**Given problem:**
Check each line of the data for "description" and select those that have it.

++++++

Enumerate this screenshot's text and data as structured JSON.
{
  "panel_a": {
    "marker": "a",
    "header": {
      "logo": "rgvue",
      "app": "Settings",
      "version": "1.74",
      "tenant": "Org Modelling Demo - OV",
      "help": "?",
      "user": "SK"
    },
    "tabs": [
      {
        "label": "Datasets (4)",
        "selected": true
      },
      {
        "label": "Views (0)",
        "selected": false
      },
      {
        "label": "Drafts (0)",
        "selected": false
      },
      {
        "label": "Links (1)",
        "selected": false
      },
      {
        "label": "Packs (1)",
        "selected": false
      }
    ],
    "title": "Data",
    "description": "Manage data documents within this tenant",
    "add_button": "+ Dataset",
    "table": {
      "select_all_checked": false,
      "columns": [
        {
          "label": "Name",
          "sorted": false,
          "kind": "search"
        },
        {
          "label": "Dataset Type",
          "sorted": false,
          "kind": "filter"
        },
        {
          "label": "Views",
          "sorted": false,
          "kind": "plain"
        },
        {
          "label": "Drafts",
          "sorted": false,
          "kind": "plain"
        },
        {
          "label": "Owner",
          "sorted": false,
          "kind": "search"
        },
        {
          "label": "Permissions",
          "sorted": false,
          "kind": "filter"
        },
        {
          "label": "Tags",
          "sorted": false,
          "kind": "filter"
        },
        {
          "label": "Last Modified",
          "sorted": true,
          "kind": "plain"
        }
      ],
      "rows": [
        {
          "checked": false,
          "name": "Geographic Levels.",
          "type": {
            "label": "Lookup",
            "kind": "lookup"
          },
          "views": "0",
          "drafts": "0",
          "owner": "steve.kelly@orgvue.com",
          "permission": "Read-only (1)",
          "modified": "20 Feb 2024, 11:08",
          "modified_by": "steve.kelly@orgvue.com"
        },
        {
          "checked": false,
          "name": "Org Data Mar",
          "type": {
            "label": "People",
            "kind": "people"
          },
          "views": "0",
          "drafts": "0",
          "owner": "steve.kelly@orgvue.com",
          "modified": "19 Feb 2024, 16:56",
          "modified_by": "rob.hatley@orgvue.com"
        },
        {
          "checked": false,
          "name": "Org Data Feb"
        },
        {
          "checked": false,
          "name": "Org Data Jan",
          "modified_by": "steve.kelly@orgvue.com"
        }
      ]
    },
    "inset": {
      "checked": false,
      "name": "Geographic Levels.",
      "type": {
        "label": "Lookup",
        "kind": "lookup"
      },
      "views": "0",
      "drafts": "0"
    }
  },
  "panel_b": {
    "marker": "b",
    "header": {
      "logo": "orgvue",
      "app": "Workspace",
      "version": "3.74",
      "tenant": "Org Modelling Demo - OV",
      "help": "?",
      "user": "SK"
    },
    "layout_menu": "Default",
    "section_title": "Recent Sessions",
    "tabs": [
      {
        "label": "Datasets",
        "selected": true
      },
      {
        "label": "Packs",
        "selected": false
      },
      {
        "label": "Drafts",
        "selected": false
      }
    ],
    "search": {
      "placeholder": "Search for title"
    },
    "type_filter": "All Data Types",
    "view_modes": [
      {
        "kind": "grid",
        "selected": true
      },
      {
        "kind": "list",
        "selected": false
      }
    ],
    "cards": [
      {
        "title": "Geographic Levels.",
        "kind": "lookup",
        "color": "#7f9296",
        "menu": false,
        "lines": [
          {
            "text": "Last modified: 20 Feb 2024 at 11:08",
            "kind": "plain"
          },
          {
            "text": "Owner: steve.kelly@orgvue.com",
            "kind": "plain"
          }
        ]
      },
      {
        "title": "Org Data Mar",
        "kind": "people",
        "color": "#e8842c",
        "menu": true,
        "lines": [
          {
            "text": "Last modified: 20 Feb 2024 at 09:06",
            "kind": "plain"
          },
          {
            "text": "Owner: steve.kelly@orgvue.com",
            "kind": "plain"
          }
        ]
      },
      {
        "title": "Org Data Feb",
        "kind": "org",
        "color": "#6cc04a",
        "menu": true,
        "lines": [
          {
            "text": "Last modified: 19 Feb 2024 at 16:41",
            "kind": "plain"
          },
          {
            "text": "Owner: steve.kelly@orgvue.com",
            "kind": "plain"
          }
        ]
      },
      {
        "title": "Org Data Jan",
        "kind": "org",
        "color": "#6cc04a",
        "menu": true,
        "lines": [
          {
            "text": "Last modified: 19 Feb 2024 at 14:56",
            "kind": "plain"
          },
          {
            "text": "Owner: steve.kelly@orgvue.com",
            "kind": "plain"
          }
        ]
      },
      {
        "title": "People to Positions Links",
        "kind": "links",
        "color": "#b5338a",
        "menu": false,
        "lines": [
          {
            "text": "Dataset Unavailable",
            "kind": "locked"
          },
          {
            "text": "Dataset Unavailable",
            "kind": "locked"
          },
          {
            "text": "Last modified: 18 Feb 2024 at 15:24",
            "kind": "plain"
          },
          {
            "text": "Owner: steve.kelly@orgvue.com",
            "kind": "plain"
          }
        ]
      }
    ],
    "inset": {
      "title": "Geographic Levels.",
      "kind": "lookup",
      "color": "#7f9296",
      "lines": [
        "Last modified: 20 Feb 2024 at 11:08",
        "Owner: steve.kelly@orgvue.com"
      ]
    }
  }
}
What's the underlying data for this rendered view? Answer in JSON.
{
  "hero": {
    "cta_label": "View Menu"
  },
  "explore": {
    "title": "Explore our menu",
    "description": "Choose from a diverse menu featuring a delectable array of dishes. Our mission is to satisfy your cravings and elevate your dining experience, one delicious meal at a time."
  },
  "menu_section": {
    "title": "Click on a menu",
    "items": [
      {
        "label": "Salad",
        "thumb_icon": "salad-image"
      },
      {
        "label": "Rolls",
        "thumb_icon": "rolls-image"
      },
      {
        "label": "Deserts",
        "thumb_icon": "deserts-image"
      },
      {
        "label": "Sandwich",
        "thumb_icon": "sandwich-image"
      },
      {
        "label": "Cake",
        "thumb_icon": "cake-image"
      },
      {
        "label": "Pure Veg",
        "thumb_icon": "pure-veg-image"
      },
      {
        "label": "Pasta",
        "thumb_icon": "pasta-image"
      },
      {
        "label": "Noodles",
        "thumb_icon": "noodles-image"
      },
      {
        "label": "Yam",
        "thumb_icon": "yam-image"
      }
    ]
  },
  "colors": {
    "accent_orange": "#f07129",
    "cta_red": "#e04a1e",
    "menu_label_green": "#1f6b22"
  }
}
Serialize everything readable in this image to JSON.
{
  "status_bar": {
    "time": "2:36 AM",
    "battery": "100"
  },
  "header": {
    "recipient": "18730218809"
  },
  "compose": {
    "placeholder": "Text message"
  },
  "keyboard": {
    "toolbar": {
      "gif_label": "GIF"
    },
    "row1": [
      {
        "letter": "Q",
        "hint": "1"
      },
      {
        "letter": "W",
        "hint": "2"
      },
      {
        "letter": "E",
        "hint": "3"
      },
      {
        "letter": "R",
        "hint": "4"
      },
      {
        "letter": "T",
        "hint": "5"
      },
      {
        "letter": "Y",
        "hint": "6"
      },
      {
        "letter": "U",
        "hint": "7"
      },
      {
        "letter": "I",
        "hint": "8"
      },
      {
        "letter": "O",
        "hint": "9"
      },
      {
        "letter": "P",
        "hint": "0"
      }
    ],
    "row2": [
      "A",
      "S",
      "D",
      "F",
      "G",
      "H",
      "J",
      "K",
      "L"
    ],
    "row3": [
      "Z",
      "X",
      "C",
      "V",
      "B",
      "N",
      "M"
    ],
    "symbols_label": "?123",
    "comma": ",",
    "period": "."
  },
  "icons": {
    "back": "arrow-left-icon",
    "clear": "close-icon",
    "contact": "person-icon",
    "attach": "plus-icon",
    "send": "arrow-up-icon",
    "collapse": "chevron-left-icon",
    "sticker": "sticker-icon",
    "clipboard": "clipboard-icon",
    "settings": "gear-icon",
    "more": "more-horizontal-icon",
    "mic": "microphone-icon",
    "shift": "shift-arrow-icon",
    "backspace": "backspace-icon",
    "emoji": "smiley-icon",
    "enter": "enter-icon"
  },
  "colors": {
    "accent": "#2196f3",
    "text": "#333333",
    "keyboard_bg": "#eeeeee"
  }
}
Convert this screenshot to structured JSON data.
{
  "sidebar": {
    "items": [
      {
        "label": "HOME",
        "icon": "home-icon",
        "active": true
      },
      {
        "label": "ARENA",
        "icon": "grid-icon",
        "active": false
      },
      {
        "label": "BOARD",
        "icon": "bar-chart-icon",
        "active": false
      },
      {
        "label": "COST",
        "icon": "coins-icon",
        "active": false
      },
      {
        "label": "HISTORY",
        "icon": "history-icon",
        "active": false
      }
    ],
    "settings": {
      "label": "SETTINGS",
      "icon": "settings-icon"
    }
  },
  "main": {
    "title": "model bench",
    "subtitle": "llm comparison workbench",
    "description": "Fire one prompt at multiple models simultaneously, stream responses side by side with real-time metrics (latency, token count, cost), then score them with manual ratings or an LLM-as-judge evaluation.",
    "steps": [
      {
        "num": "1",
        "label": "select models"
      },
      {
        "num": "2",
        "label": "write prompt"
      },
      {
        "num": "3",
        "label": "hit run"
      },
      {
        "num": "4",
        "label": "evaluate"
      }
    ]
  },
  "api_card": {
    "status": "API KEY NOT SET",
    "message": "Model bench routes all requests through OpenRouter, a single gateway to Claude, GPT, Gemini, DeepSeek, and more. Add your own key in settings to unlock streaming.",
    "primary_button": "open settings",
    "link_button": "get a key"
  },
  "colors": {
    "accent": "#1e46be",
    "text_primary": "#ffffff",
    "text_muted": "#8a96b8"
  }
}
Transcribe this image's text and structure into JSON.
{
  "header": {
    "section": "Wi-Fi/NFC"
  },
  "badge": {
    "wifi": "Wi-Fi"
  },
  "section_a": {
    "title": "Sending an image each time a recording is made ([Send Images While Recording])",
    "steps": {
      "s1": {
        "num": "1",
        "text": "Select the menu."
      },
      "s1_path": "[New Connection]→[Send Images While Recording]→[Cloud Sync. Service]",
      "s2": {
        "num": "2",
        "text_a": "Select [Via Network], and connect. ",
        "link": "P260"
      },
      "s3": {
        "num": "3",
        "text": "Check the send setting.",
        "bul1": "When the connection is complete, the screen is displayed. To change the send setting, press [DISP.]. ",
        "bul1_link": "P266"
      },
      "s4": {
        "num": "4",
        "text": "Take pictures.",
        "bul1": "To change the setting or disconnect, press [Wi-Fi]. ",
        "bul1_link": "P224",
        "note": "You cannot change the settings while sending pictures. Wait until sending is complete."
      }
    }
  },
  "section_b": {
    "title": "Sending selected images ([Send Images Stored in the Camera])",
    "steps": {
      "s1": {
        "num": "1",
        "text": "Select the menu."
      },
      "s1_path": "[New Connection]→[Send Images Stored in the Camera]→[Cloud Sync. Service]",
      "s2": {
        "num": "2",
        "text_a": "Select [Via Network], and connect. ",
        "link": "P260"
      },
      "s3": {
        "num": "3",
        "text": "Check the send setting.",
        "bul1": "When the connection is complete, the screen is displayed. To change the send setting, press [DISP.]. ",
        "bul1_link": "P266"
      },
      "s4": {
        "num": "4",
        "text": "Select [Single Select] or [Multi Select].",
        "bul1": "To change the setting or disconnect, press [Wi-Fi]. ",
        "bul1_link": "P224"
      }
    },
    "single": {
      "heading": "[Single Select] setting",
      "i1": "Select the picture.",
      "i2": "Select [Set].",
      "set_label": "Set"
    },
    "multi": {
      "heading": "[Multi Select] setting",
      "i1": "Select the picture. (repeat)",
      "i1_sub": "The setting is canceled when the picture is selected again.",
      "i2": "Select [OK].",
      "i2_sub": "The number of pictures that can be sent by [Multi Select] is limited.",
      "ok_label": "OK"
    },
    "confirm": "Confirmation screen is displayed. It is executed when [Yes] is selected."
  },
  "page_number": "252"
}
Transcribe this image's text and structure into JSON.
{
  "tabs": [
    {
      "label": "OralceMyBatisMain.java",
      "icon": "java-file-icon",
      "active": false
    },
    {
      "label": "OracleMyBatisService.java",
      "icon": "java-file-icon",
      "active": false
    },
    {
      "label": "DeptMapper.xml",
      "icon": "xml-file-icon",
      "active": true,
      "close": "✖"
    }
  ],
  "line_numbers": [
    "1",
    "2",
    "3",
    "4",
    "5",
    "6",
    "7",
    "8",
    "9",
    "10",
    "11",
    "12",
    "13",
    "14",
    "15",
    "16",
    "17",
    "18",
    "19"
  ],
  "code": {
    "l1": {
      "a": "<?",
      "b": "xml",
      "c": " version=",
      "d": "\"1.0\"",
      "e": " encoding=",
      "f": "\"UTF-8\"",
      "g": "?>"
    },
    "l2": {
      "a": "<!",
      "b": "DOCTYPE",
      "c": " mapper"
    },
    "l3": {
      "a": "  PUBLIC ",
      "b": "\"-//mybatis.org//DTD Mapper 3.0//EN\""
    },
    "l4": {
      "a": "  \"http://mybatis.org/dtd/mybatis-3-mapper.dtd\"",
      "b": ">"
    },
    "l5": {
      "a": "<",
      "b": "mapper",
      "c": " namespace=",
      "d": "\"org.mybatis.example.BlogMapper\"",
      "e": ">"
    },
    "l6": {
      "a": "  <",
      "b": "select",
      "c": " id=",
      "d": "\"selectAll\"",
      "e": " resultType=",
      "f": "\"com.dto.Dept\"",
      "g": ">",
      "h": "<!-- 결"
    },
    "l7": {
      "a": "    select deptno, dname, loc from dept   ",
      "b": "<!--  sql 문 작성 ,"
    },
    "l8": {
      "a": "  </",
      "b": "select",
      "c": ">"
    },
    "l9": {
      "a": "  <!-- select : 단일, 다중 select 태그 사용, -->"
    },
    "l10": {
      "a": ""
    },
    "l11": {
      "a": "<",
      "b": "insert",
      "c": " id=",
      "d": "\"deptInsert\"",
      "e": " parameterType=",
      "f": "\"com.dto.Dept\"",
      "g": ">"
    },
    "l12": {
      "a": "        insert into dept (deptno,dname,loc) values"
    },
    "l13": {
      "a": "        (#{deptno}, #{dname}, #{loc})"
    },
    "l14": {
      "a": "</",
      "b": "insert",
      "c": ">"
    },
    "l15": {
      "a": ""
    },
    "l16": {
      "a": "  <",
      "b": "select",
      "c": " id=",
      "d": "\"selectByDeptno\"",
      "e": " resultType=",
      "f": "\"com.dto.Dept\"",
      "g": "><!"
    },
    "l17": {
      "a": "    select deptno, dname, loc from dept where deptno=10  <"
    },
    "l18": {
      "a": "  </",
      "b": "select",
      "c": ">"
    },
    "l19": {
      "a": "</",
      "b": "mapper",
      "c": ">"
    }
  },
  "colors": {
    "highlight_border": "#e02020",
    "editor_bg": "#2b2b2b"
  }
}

++++++

**Output for this task:**
    "description": "Manage data documents within this tenant",
    "description": "Choose from a diverse menu featuring a delectable array of dishes. Our mission is to satisfy your cravings and elevate your dining experience, one delicious meal at a time."
    "description": "Fire one prompt at multiple models simultaneously, stream responses side by side with real-time metrics (latency, token count, cost), then score them with manual ratings or an LLM-as-judge evaluation.",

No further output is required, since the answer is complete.